> **PROMPT**
Omit all images, then return the remaining material exactly as it stands.
- - - - - - -
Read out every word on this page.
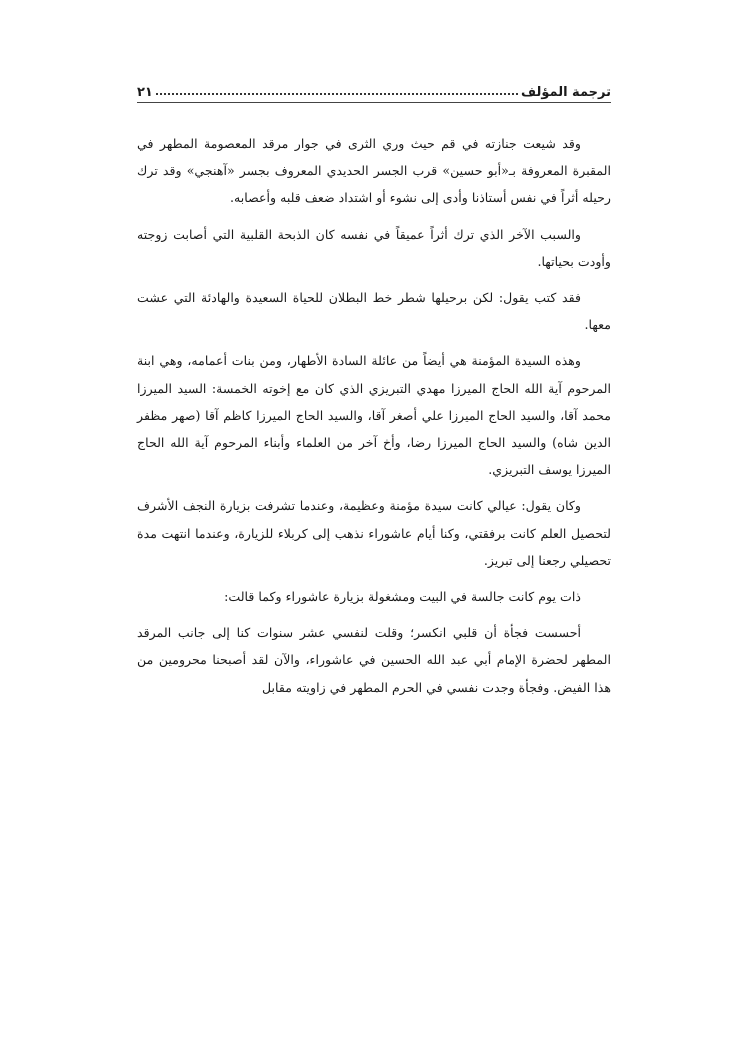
ترجمة المؤلف
٢١

وقد شيعت جنازته في قم حيث وري الثرى في جوار مرقد المعصومة المطهر في المقبرة المعروفة بـ«أبو حسين» قرب الجسر الحديدي المعروف بجسر «آهنجي» وقد ترك رحيله أثراً في نفس أستاذنا وأدى إلى نشوء أو اشتداد ضعف قلبه وأعصابه.

والسبب الآخر الذي ترك أثراً عميقاً في نفسه كان الذبحة القلبية التي أصابت زوجته وأودت بحياتها.

فقد كتب يقول: لكن برحيلها شطر خط البطلان للحياة السعيدة والهادئة التي عشت معها.

وهذه السيدة المؤمنة هي أيضاً من عائلة السادة الأطهار، ومن بنات أعمامه، وهي ابنة المرحوم آية الله الحاج الميرزا مهدي التبريزي الذي كان مع إخوته الخمسة: السيد الميرزا محمد آقا، والسيد الحاج الميرزا علي أصغر آقا، والسيد الحاج الميرزا كاظم آقا (صهر مظفر الدين شاه) والسيد الحاج الميرزا رضا، وأخ آخر من العلماء وأبناء المرحوم آية الله الحاج الميرزا يوسف التبريزي.

وكان يقول: عيالي كانت سيدة مؤمنة وعظيمة، وعندما تشرفت بزيارة النجف الأشرف لتحصيل العلم كانت برفقتي، وكنا أيام عاشوراء نذهب إلى كربلاء للزيارة، وعندما انتهت مدة تحصيلي رجعنا إلى تبريز.

ذات يوم كانت جالسة في البيت ومشغولة بزيارة عاشوراء وكما قالت:

أحسست فجأة أن قلبي انكسر؛ وقلت لنفسي عشر سنوات كنا إلى جانب المرقد المطهر لحضرة الإمام أبي عبد الله الحسين في عاشوراء، والآن لقد أصبحنا محرومين من هذا الفيض. وفجأة وجدت نفسي في الحرم المطهر في زاويته مقابل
- - - - - - -
> **FINISHED ANSWER**
Read out every word on this page.
ترجمة المؤلف
٢١

وقد شيعت جنازته في قم حيث وري الثرى في جوار مرقد المعصومة المطهر في المقبرة المعروفة بـ«أبو حسين» قرب الجسر الحديدي المعروف بجسر «آهنجي» وقد ترك رحيله أثراً في نفس أستاذنا وأدى إلى نشوء أو اشتداد ضعف قلبه وأعصابه.

والسبب الآخر الذي ترك أثراً عميقاً في نفسه كان الذبحة القلبية التي أصابت زوجته وأودت بحياتها.

فقد كتب يقول: لكن برحيلها شطر خط البطلان للحياة السعيدة والهادئة التي عشت معها.

وهذه السيدة المؤمنة هي أيضاً من عائلة السادة الأطهار، ومن بنات أعمامه، وهي ابنة المرحوم آية الله الحاج الميرزا مهدي التبريزي الذي كان مع إخوته الخمسة: السيد الميرزا محمد آقا، والسيد الحاج الميرزا علي أصغر آقا، والسيد الحاج الميرزا كاظم آقا (صهر مظفر الدين شاه) والسيد الحاج الميرزا رضا، وأخ آخر من العلماء وأبناء المرحوم آية الله الحاج الميرزا يوسف التبريزي.

وكان يقول: عيالي كانت سيدة مؤمنة وعظيمة، وعندما تشرفت بزيارة النجف الأشرف لتحصيل العلم كانت برفقتي، وكنا أيام عاشوراء نذهب إلى كربلاء للزيارة، وعندما انتهت مدة تحصيلي رجعنا إلى تبريز.

ذات يوم كانت جالسة في البيت ومشغولة بزيارة عاشوراء وكما قالت:

أحسست فجأة أن قلبي انكسر؛ وقلت لنفسي عشر سنوات كنا إلى جانب المرقد المطهر لحضرة الإمام أبي عبد الله الحسين في عاشوراء، والآن لقد أصبحنا محرومين من هذا الفيض. وفجأة وجدت نفسي في الحرم المطهر في زاويته مقابل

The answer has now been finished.